- _THE PROBLEM_
In the entries below, count the lines holding "document". Reply with the number only.

** Start of EXTRACTED INFORMATION **

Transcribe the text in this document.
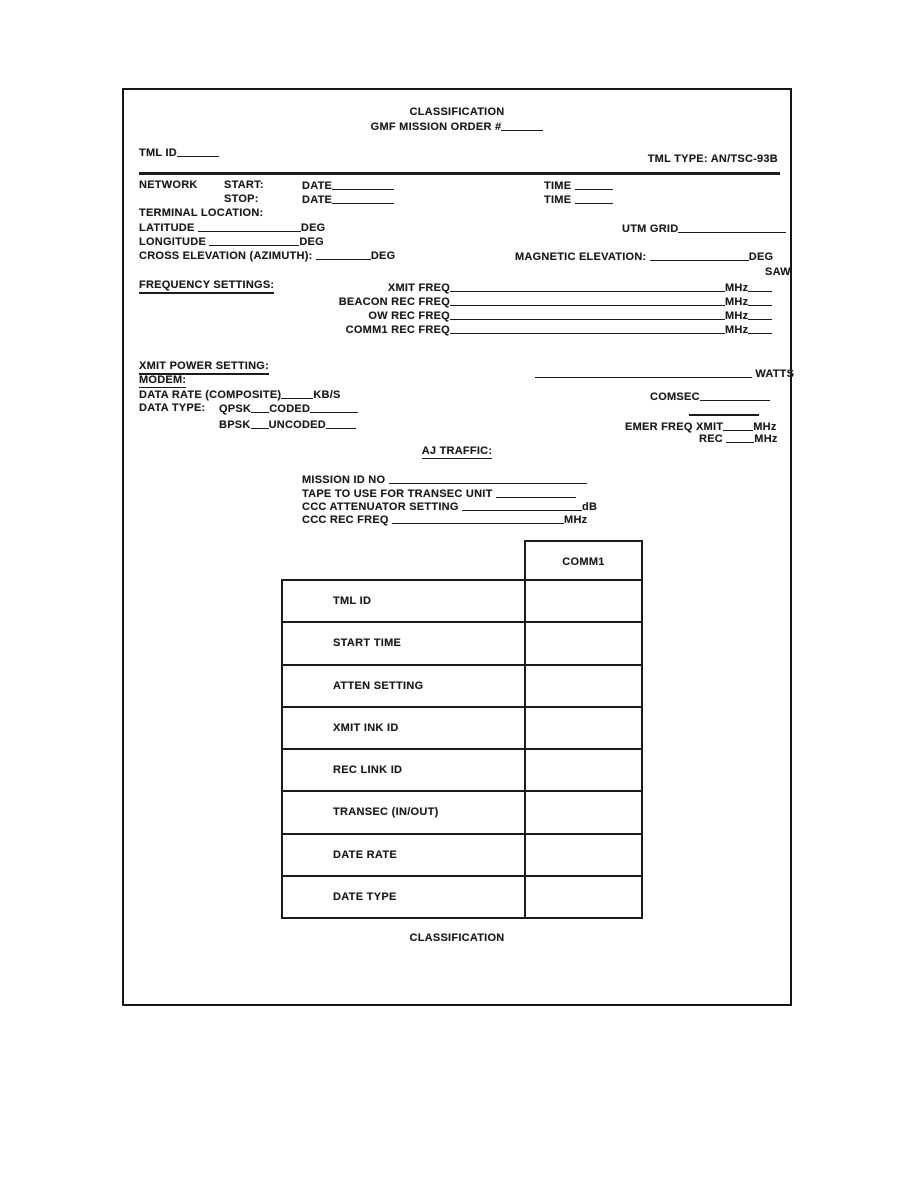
CLASSIFICATION
GMF MISSION ORDER #
TML ID	TML TYPE: AN/TSC-93B
NETWORK START:	DATE	TIME
STOP:	DATE	TIME
TERMINAL LOCATION:
LATITUDE	DEG	UTM GRID
LONGITUDE	DEG
CROSS ELEVATION (AZIMUTH):	DEG	MAGNETIC ELEVATION:	DEG
SAW
FREQUENCY SETTINGS:	XMIT FREQ	MHz
BEACON REC FREQ	MHz
OW REC FREQ	MHz
COMM1 REC FREQ	MHz
XMIT POWER SETTING:
WATTS
MODEM:
DATA RATE (COMPOSITE)	KB/S	COMSEC
DATA TYPE: QPSK CODED
BPSK UNCODED	EMER FREQ XMIT	MHz
REC	MHz
AJ TRAFFIC:
MISSION ID NO
TAPE TO USE FOR TRANSEC UNIT
CCC ATTENUATOR SETTING	dB
CCC REC FREQ	MHz
COMM1
TML ID
START TIME
ATTEN SETTING
XMIT INK ID
REC LINK ID
TRANSEC (IN/OUT)
DATE RATE
DATE TYPE
CLASSIFICATION
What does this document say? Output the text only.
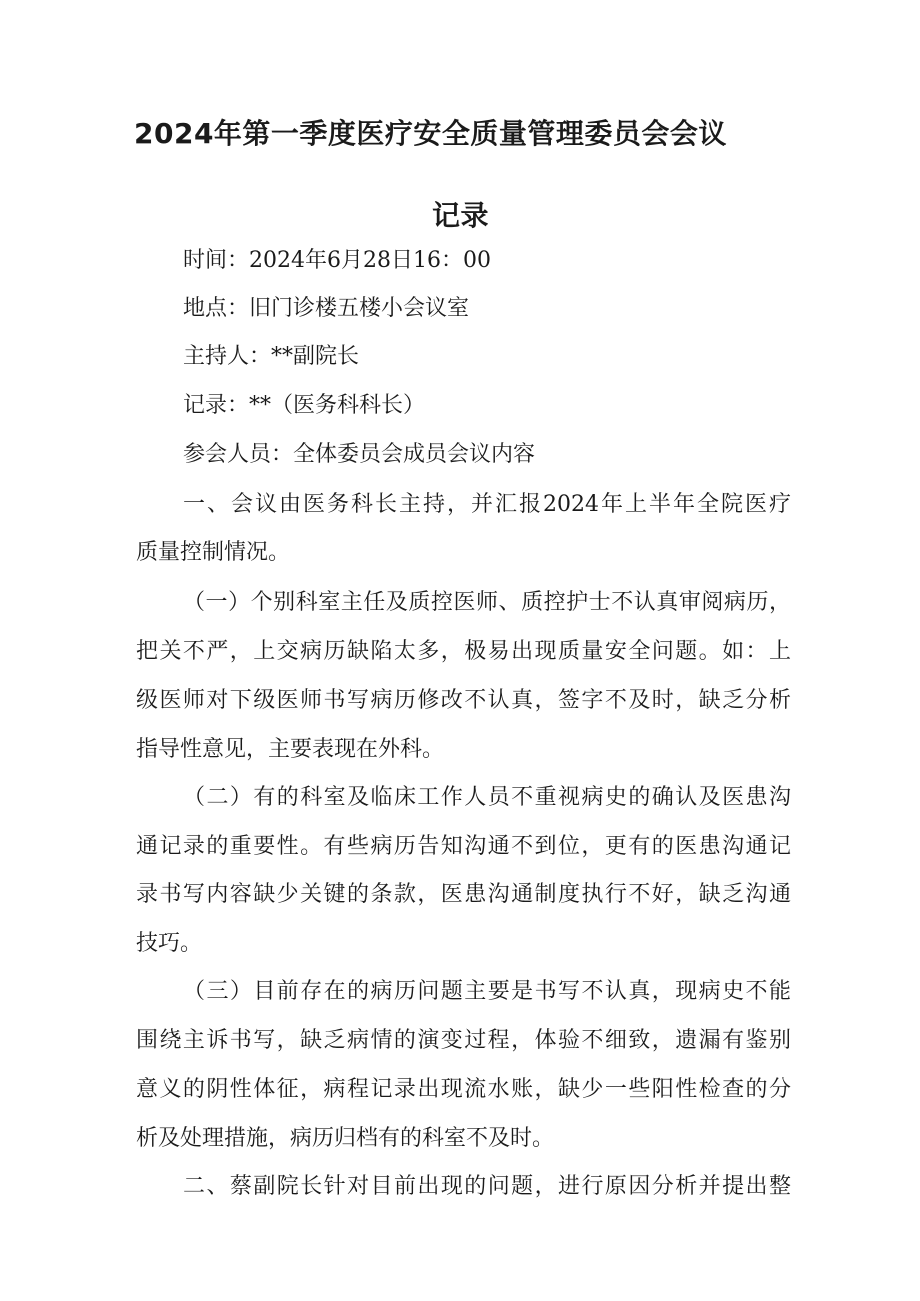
2024年第一季度医疗安全质量管理委员会会议
记录

时间：2024年6月28日16：00

地点：旧门诊楼五楼小会议室

主持人：**副院长

记录：**（医务科科长）

参会人员：全体委员会成员会议内容

一、会议由医务科长主持，并汇报2024年上半年全院医疗

质量控制情况。

（一）个别科室主任及质控医师、质控护士不认真审阅病历，

把关不严，上交病历缺陷太多，极易出现质量安全问题。如：上

级医师对下级医师书写病历修改不认真，签字不及时，缺乏分析

指导性意见，主要表现在外科。

（二）有的科室及临床工作人员不重视病史的确认及医患沟

通记录的重要性。有些病历告知沟通不到位，更有的医患沟通记

录书写内容缺少关键的条款，医患沟通制度执行不好，缺乏沟通

技巧。

（三）目前存在的病历问题主要是书写不认真，现病史不能

围绕主诉书写，缺乏病情的演变过程，体验不细致，遗漏有鉴别

意义的阴性体征，病程记录出现流水账，缺少一些阳性检查的分

析及处理措施，病历归档有的科室不及时。

二、蔡副院长针对目前出现的问题，进行原因分析并提出整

** End of EXTRACTED INFORMATION **

- _RESULT FOR THIS EXERCISE_
2